**TASK DETAILS**
Copy out all lines that carry the word "Instagram".

**THE INPUT**

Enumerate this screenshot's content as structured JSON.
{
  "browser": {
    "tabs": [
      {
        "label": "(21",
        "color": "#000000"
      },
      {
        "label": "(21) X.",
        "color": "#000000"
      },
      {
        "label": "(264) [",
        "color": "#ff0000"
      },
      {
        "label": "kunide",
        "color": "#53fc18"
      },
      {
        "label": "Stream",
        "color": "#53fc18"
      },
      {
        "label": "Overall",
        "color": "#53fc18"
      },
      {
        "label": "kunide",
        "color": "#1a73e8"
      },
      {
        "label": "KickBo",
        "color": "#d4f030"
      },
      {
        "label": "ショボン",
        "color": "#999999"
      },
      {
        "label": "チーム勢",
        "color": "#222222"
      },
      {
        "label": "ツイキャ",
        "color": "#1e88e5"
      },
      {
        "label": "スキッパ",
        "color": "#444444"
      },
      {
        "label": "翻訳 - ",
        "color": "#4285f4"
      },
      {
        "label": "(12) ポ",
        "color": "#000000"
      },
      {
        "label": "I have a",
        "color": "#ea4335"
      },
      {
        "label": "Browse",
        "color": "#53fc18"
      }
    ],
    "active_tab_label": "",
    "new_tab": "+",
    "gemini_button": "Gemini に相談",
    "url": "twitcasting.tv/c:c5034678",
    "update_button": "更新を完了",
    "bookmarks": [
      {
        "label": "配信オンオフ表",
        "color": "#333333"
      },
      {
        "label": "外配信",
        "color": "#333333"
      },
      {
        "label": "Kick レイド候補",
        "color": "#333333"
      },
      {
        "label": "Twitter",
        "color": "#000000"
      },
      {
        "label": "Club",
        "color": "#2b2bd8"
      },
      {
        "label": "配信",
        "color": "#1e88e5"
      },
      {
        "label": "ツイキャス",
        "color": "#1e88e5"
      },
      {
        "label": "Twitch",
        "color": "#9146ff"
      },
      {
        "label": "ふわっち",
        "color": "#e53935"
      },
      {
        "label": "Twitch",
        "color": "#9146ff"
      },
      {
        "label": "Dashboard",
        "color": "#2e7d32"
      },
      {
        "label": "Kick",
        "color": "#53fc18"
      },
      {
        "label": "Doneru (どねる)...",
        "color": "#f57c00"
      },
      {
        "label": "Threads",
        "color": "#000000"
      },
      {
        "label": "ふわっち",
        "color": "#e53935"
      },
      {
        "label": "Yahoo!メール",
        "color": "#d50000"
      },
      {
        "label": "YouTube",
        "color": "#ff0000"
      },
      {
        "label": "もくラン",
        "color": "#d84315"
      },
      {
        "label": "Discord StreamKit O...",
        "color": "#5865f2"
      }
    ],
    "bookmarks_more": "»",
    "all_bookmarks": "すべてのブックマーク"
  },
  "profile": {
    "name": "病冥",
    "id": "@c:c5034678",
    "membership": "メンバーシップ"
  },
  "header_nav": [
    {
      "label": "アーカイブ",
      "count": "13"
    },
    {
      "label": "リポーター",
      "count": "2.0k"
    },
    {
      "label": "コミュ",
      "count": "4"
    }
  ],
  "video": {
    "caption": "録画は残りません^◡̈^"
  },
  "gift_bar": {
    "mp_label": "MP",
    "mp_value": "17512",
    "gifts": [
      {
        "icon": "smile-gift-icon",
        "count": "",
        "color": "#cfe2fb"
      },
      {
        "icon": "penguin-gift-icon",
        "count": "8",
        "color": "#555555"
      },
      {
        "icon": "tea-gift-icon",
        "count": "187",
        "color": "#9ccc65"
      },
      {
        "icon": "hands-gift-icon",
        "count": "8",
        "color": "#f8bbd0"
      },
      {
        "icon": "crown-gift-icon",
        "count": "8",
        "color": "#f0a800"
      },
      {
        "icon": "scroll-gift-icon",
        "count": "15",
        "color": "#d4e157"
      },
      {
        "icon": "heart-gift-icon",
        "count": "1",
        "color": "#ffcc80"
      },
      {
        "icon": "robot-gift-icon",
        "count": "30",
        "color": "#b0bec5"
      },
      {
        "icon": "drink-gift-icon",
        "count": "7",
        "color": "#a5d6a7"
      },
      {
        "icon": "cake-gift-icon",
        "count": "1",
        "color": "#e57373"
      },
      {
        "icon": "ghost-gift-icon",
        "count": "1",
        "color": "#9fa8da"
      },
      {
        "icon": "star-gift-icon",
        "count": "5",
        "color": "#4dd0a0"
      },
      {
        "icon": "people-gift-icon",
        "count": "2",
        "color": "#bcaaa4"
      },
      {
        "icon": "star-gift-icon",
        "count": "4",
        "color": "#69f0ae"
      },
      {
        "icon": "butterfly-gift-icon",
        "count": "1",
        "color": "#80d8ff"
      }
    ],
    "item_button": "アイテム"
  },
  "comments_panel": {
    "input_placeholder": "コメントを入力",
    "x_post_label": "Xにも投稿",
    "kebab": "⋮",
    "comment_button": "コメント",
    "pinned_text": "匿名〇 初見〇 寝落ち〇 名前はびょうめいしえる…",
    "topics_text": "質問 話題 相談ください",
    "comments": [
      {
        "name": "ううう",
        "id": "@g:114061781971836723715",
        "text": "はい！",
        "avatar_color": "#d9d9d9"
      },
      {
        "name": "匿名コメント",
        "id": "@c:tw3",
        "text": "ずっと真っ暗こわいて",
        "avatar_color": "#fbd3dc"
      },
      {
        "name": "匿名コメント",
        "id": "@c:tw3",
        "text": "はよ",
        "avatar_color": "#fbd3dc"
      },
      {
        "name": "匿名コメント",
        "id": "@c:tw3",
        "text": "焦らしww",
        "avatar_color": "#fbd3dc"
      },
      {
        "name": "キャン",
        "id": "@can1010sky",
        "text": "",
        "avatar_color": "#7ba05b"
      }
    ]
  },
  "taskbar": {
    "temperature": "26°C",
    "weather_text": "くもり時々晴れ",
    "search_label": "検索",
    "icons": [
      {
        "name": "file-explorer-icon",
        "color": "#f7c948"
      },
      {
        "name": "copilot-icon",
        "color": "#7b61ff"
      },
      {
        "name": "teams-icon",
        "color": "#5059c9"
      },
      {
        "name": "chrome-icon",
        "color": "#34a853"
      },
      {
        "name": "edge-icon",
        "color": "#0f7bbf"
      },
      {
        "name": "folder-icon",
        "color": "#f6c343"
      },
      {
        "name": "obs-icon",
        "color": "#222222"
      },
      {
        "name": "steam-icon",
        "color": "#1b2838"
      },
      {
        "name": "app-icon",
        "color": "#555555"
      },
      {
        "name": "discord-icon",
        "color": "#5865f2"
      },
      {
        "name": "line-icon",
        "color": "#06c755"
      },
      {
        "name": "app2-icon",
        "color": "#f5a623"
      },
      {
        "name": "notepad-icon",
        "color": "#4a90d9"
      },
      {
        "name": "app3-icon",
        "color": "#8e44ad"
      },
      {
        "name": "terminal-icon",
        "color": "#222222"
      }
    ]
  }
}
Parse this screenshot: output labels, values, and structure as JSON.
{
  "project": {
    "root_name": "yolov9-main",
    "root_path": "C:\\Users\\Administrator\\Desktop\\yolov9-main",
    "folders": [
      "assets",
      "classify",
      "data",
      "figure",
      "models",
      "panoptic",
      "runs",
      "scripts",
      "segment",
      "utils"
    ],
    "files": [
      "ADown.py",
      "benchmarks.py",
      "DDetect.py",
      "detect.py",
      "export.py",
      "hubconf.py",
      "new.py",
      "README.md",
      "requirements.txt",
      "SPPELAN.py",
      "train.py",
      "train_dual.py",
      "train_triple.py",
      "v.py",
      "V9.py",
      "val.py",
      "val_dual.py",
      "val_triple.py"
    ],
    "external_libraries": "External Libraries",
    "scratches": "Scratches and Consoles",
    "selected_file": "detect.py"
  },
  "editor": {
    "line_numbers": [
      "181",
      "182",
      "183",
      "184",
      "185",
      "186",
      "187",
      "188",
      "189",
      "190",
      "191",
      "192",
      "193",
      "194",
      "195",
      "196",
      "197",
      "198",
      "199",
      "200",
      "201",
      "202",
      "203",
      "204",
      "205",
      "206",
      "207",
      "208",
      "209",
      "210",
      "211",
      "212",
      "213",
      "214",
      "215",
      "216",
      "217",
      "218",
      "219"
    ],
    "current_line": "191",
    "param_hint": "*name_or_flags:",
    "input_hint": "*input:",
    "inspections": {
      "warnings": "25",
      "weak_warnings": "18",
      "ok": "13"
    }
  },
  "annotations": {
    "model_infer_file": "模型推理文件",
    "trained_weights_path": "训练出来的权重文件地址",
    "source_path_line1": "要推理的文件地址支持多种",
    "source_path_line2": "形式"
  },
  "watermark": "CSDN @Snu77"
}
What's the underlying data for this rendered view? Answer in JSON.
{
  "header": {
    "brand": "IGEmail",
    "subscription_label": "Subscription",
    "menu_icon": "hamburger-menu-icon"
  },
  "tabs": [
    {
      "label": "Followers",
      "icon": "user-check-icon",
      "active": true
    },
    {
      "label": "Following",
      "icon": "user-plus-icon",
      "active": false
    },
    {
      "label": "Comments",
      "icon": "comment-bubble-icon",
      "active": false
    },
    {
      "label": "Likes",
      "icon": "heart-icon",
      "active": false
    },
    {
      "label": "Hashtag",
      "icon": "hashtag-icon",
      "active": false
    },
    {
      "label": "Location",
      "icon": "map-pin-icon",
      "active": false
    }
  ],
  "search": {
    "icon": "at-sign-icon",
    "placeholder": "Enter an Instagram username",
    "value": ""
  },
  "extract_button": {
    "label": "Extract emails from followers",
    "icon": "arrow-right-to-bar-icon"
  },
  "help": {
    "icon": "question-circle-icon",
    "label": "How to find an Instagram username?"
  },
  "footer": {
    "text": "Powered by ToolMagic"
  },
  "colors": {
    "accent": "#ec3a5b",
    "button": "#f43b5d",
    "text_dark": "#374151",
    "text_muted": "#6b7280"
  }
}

**WRITTEN RESPONSE**
    "placeholder": "Enter an Instagram username",
    "label": "How to find an Instagram username?"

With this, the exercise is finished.